_DIRECTION_. Restate all the material verbatim, except for the pictures.
--- Start of MATERIAL TO PROCESS ---
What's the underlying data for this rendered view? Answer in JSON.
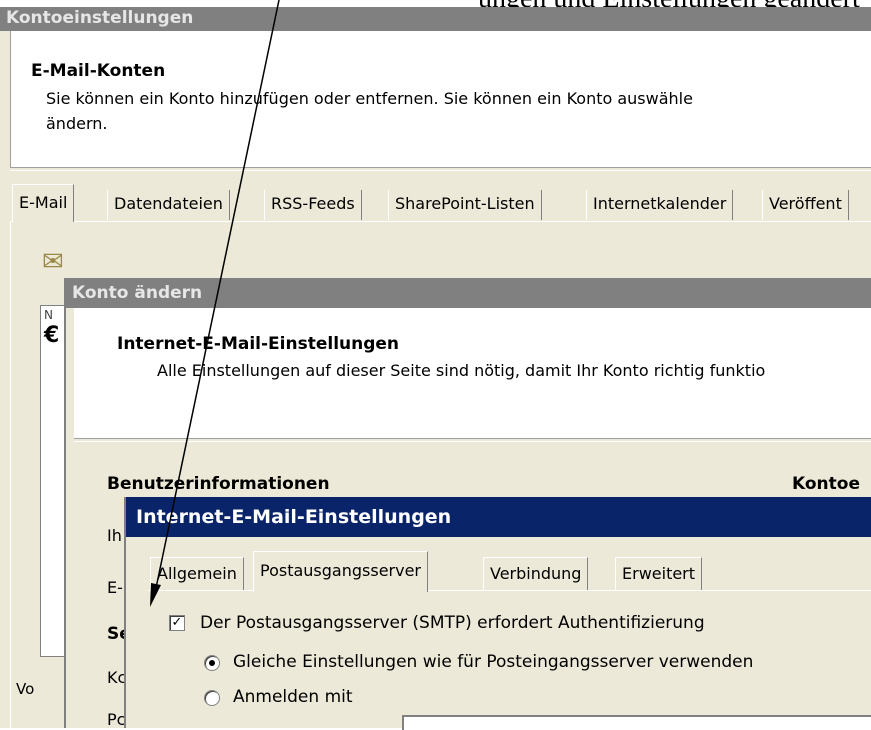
{
  "annotation": {
    "top_text": "ungen und Einstellungen geändert"
  },
  "account_settings": {
    "title": "Kontoeinstellungen",
    "heading": "E-Mail-Konten",
    "description_line1": "Sie können ein Konto hinzufügen oder entfernen. Sie können ein Konto auswähle",
    "description_line2": "ändern.",
    "tabs": [
      {
        "label": "E-Mail",
        "selected": true
      },
      {
        "label": "Datendateien"
      },
      {
        "label": "RSS-Feeds"
      },
      {
        "label": "SharePoint-Listen"
      },
      {
        "label": "Internetkalender"
      },
      {
        "label": "Veröffent"
      }
    ],
    "list_col1": "N",
    "list_col2": "€",
    "bottom_text": "Vo"
  },
  "change_account": {
    "title": "Konto ändern",
    "heading": "Internet-E-Mail-Einstellungen",
    "description": "Alle Einstellungen auf dieser Seite sind nötig, damit Ihr Konto richtig funktio",
    "section_user_info": "Benutzerinformationen",
    "section_account": "Kontoe",
    "label1": "Ih",
    "label2": "E-",
    "label3": "Se",
    "label4": "Kc",
    "label5": "Pc"
  },
  "internet_settings": {
    "title": "Internet-E-Mail-Einstellungen",
    "tabs": [
      {
        "label": "Allgemein"
      },
      {
        "label": "Postausgangsserver",
        "selected": true
      },
      {
        "label": "Verbindung"
      },
      {
        "label": "Erweitert"
      }
    ],
    "smtp_auth": {
      "label": "Der Postausgangsserver (SMTP) erfordert Authentifizierung",
      "checked": true
    },
    "radio_same": {
      "label": "Gleiche Einstellungen wie für Posteingangsserver verwenden",
      "selected": true
    },
    "radio_login": {
      "label": "Anmelden mit",
      "selected": false
    }
  }
}
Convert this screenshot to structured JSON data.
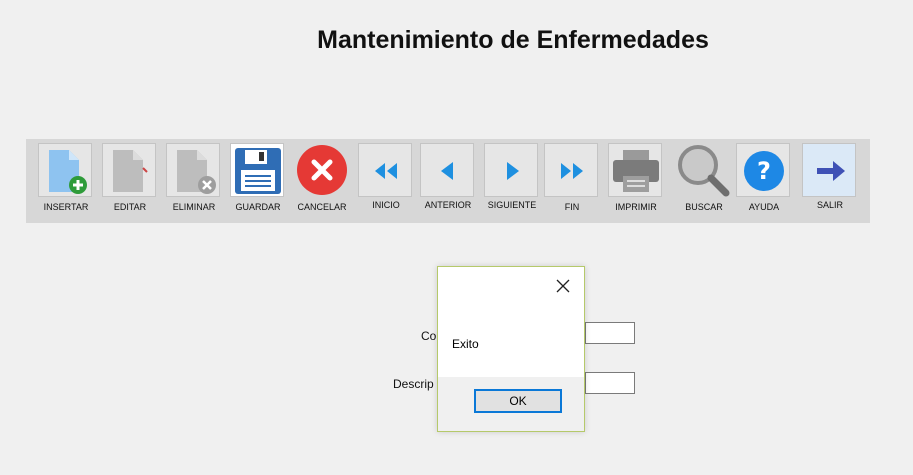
{
  "window": {
    "title": "Mantenimiento de Enfermedades"
  },
  "toolbar": {
    "buttons": [
      {
        "label": "INSERTAR",
        "icon": "document-add-icon"
      },
      {
        "label": "EDITAR",
        "icon": "document-edit-icon"
      },
      {
        "label": "ELIMINAR",
        "icon": "document-delete-icon"
      },
      {
        "label": "GUARDAR",
        "icon": "floppy-disk-icon"
      },
      {
        "label": "CANCELAR",
        "icon": "cancel-x-icon"
      },
      {
        "label": "INICIO",
        "icon": "first-record-icon"
      },
      {
        "label": "ANTERIOR",
        "icon": "previous-record-icon"
      },
      {
        "label": "SIGUIENTE",
        "icon": "next-record-icon"
      },
      {
        "label": "FIN",
        "icon": "last-record-icon"
      },
      {
        "label": "IMPRIMIR",
        "icon": "printer-icon"
      },
      {
        "label": "BUSCAR",
        "icon": "magnifier-icon"
      },
      {
        "label": "AYUDA",
        "icon": "help-icon"
      },
      {
        "label": "SALIR",
        "icon": "exit-arrow-icon"
      }
    ]
  },
  "form": {
    "codigo_label": "Co",
    "descripcion_label": "Descrip",
    "codigo_value": "",
    "descripcion_value": ""
  },
  "dialog": {
    "message": "Exito",
    "ok_label": "OK",
    "close_glyph": "✕"
  },
  "colors": {
    "toolbar_bg": "#d7d7d7",
    "accent_blue": "#1e90e0",
    "cancel_red": "#e53935",
    "ok_border": "#0a78d7"
  }
}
--- End of MATERIAL TO PROCESS ---
_TASK RESULT_.
What's the underlying data for this rendered view? Answer in JSON.
{
  "annotation": {
    "top_text": "ungen und Einstellungen geändert"
  },
  "account_settings": {
    "title": "Kontoeinstellungen",
    "heading": "E-Mail-Konten",
    "description_line1": "Sie können ein Konto hinzufügen oder entfernen. Sie können ein Konto auswähle",
    "description_line2": "ändern.",
    "tabs": [
      {
        "label": "E-Mail",
        "selected": true
      },
      {
        "label": "Datendateien"
      },
      {
        "label": "RSS-Feeds"
      },
      {
        "label": "SharePoint-Listen"
      },
      {
        "label": "Internetkalender"
      },
      {
        "label": "Veröffent"
      }
    ],
    "list_col1": "N",
    "list_col2": "€",
    "bottom_text": "Vo"
  },
  "change_account": {
    "title": "Konto ändern",
    "heading": "Internet-E-Mail-Einstellungen",
    "description": "Alle Einstellungen auf dieser Seite sind nötig, damit Ihr Konto richtig funktio",
    "section_user_info": "Benutzerinformationen",
    "section_account": "Kontoe",
    "label1": "Ih",
    "label2": "E-",
    "label3": "Se",
    "label4": "Kc",
    "label5": "Pc"
  },
  "internet_settings": {
    "title": "Internet-E-Mail-Einstellungen",
    "tabs": [
      {
        "label": "Allgemein"
      },
      {
        "label": "Postausgangsserver",
        "selected": true
      },
      {
        "label": "Verbindung"
      },
      {
        "label": "Erweitert"
      }
    ],
    "smtp_auth": {
      "label": "Der Postausgangsserver (SMTP) erfordert Authentifizierung",
      "checked": true
    },
    "radio_same": {
      "label": "Gleiche Einstellungen wie für Posteingangsserver verwenden",
      "selected": true
    },
    "radio_login": {
      "label": "Anmelden mit",
      "selected": false
    }
  }
}
Convert this screenshot to structured JSON data.
{
  "window": {
    "title": "Mantenimiento de Enfermedades"
  },
  "toolbar": {
    "buttons": [
      {
        "label": "INSERTAR",
        "icon": "document-add-icon"
      },
      {
        "label": "EDITAR",
        "icon": "document-edit-icon"
      },
      {
        "label": "ELIMINAR",
        "icon": "document-delete-icon"
      },
      {
        "label": "GUARDAR",
        "icon": "floppy-disk-icon"
      },
      {
        "label": "CANCELAR",
        "icon": "cancel-x-icon"
      },
      {
        "label": "INICIO",
        "icon": "first-record-icon"
      },
      {
        "label": "ANTERIOR",
        "icon": "previous-record-icon"
      },
      {
        "label": "SIGUIENTE",
        "icon": "next-record-icon"
      },
      {
        "label": "FIN",
        "icon": "last-record-icon"
      },
      {
        "label": "IMPRIMIR",
        "icon": "printer-icon"
      },
      {
        "label": "BUSCAR",
        "icon": "magnifier-icon"
      },
      {
        "label": "AYUDA",
        "icon": "help-icon"
      },
      {
        "label": "SALIR",
        "icon": "exit-arrow-icon"
      }
    ]
  },
  "form": {
    "codigo_label": "Co",
    "descripcion_label": "Descrip",
    "codigo_value": "",
    "descripcion_value": ""
  },
  "dialog": {
    "message": "Exito",
    "ok_label": "OK",
    "close_glyph": "✕"
  },
  "colors": {
    "toolbar_bg": "#d7d7d7",
    "accent_blue": "#1e90e0",
    "cancel_red": "#e53935",
    "ok_border": "#0a78d7"
  }
}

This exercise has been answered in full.